> **DATA FOR THE TASK**
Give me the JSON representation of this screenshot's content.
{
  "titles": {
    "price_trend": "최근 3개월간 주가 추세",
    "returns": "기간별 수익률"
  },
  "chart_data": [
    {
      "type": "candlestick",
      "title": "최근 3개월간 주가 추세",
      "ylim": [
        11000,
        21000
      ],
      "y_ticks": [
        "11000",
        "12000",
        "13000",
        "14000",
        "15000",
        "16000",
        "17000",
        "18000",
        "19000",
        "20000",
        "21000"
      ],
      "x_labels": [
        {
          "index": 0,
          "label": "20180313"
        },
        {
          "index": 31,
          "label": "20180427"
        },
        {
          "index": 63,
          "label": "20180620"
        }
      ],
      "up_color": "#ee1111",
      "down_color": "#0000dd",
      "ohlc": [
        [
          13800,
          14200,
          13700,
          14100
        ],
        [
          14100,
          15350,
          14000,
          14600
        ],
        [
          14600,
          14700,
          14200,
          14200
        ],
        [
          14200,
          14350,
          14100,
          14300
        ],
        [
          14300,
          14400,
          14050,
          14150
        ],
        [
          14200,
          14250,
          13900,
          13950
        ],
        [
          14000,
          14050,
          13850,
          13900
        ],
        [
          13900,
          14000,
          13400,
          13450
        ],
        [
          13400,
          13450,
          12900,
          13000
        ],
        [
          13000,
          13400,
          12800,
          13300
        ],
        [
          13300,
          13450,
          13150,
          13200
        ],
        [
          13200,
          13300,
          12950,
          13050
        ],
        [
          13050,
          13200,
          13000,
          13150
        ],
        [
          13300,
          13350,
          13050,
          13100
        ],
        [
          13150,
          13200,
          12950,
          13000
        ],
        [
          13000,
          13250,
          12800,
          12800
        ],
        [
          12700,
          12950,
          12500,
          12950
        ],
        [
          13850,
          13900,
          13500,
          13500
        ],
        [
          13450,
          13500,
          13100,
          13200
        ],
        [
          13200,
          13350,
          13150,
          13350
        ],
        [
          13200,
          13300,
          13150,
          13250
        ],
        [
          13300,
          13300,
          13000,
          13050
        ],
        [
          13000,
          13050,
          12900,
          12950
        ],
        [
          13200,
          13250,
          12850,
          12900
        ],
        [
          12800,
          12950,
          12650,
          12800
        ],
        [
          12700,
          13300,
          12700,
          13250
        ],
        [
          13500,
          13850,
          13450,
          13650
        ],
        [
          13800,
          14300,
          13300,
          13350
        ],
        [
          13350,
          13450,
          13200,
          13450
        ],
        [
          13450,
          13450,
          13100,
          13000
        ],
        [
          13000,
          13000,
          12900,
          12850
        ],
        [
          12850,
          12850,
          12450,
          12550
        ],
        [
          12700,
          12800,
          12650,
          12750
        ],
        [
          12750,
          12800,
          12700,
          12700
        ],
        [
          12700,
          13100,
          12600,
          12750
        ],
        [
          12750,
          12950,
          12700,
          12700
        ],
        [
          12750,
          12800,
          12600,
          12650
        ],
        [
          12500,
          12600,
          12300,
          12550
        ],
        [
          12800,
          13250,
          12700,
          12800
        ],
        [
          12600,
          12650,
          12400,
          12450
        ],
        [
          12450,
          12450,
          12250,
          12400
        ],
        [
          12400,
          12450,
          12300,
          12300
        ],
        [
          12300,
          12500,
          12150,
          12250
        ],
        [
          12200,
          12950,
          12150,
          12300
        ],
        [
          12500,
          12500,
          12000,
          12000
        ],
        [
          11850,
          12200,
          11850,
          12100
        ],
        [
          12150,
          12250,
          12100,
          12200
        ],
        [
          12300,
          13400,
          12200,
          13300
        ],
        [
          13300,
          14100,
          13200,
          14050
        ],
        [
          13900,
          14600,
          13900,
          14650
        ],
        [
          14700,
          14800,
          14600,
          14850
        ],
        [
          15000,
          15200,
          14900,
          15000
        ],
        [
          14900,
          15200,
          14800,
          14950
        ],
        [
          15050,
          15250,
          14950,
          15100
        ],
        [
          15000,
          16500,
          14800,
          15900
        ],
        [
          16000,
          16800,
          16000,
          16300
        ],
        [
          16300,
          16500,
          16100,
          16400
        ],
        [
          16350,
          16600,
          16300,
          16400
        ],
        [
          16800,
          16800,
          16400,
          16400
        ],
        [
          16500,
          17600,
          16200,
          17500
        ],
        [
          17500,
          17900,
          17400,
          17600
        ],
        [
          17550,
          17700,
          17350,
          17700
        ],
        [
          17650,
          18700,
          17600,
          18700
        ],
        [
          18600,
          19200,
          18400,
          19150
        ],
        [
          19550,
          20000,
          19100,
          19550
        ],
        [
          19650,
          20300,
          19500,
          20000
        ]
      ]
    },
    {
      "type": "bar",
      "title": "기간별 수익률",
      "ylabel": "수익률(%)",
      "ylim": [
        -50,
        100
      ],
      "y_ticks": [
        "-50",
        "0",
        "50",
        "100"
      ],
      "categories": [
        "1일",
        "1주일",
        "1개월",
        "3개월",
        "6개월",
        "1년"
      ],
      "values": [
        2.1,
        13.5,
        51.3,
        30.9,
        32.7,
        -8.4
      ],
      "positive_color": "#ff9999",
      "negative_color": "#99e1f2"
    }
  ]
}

> **TO BE DONE**
Copy the data above in full, character for character.

> **ANSWER TO THE PROBLEM**
Give me the JSON representation of this screenshot's content.
{
  "titles": {
    "price_trend": "최근 3개월간 주가 추세",
    "returns": "기간별 수익률"
  },
  "chart_data": [
    {
      "type": "candlestick",
      "title": "최근 3개월간 주가 추세",
      "ylim": [
        11000,
        21000
      ],
      "y_ticks": [
        "11000",
        "12000",
        "13000",
        "14000",
        "15000",
        "16000",
        "17000",
        "18000",
        "19000",
        "20000",
        "21000"
      ],
      "x_labels": [
        {
          "index": 0,
          "label": "20180313"
        },
        {
          "index": 31,
          "label": "20180427"
        },
        {
          "index": 63,
          "label": "20180620"
        }
      ],
      "up_color": "#ee1111",
      "down_color": "#0000dd",
      "ohlc": [
        [
          13800,
          14200,
          13700,
          14100
        ],
        [
          14100,
          15350,
          14000,
          14600
        ],
        [
          14600,
          14700,
          14200,
          14200
        ],
        [
          14200,
          14350,
          14100,
          14300
        ],
        [
          14300,
          14400,
          14050,
          14150
        ],
        [
          14200,
          14250,
          13900,
          13950
        ],
        [
          14000,
          14050,
          13850,
          13900
        ],
        [
          13900,
          14000,
          13400,
          13450
        ],
        [
          13400,
          13450,
          12900,
          13000
        ],
        [
          13000,
          13400,
          12800,
          13300
        ],
        [
          13300,
          13450,
          13150,
          13200
        ],
        [
          13200,
          13300,
          12950,
          13050
        ],
        [
          13050,
          13200,
          13000,
          13150
        ],
        [
          13300,
          13350,
          13050,
          13100
        ],
        [
          13150,
          13200,
          12950,
          13000
        ],
        [
          13000,
          13250,
          12800,
          12800
        ],
        [
          12700,
          12950,
          12500,
          12950
        ],
        [
          13850,
          13900,
          13500,
          13500
        ],
        [
          13450,
          13500,
          13100,
          13200
        ],
        [
          13200,
          13350,
          13150,
          13350
        ],
        [
          13200,
          13300,
          13150,
          13250
        ],
        [
          13300,
          13300,
          13000,
          13050
        ],
        [
          13000,
          13050,
          12900,
          12950
        ],
        [
          13200,
          13250,
          12850,
          12900
        ],
        [
          12800,
          12950,
          12650,
          12800
        ],
        [
          12700,
          13300,
          12700,
          13250
        ],
        [
          13500,
          13850,
          13450,
          13650
        ],
        [
          13800,
          14300,
          13300,
          13350
        ],
        [
          13350,
          13450,
          13200,
          13450
        ],
        [
          13450,
          13450,
          13100,
          13000
        ],
        [
          13000,
          13000,
          12900,
          12850
        ],
        [
          12850,
          12850,
          12450,
          12550
        ],
        [
          12700,
          12800,
          12650,
          12750
        ],
        [
          12750,
          12800,
          12700,
          12700
        ],
        [
          12700,
          13100,
          12600,
          12750
        ],
        [
          12750,
          12950,
          12700,
          12700
        ],
        [
          12750,
          12800,
          12600,
          12650
        ],
        [
          12500,
          12600,
          12300,
          12550
        ],
        [
          12800,
          13250,
          12700,
          12800
        ],
        [
          12600,
          12650,
          12400,
          12450
        ],
        [
          12450,
          12450,
          12250,
          12400
        ],
        [
          12400,
          12450,
          12300,
          12300
        ],
        [
          12300,
          12500,
          12150,
          12250
        ],
        [
          12200,
          12950,
          12150,
          12300
        ],
        [
          12500,
          12500,
          12000,
          12000
        ],
        [
          11850,
          12200,
          11850,
          12100
        ],
        [
          12150,
          12250,
          12100,
          12200
        ],
        [
          12300,
          13400,
          12200,
          13300
        ],
        [
          13300,
          14100,
          13200,
          14050
        ],
        [
          13900,
          14600,
          13900,
          14650
        ],
        [
          14700,
          14800,
          14600,
          14850
        ],
        [
          15000,
          15200,
          14900,
          15000
        ],
        [
          14900,
          15200,
          14800,
          14950
        ],
        [
          15050,
          15250,
          14950,
          15100
        ],
        [
          15000,
          16500,
          14800,
          15900
        ],
        [
          16000,
          16800,
          16000,
          16300
        ],
        [
          16300,
          16500,
          16100,
          16400
        ],
        [
          16350,
          16600,
          16300,
          16400
        ],
        [
          16800,
          16800,
          16400,
          16400
        ],
        [
          16500,
          17600,
          16200,
          17500
        ],
        [
          17500,
          17900,
          17400,
          17600
        ],
        [
          17550,
          17700,
          17350,
          17700
        ],
        [
          17650,
          18700,
          17600,
          18700
        ],
        [
          18600,
          19200,
          18400,
          19150
        ],
        [
          19550,
          20000,
          19100,
          19550
        ],
        [
          19650,
          20300,
          19500,
          20000
        ]
      ]
    },
    {
      "type": "bar",
      "title": "기간별 수익률",
      "ylabel": "수익률(%)",
      "ylim": [
        -50,
        100
      ],
      "y_ticks": [
        "-50",
        "0",
        "50",
        "100"
      ],
      "categories": [
        "1일",
        "1주일",
        "1개월",
        "3개월",
        "6개월",
        "1년"
      ],
      "values": [
        2.1,
        13.5,
        51.3,
        30.9,
        32.7,
        -8.4
      ],
      "positive_color": "#ff9999",
      "negative_color": "#99e1f2"
    }
  ]
}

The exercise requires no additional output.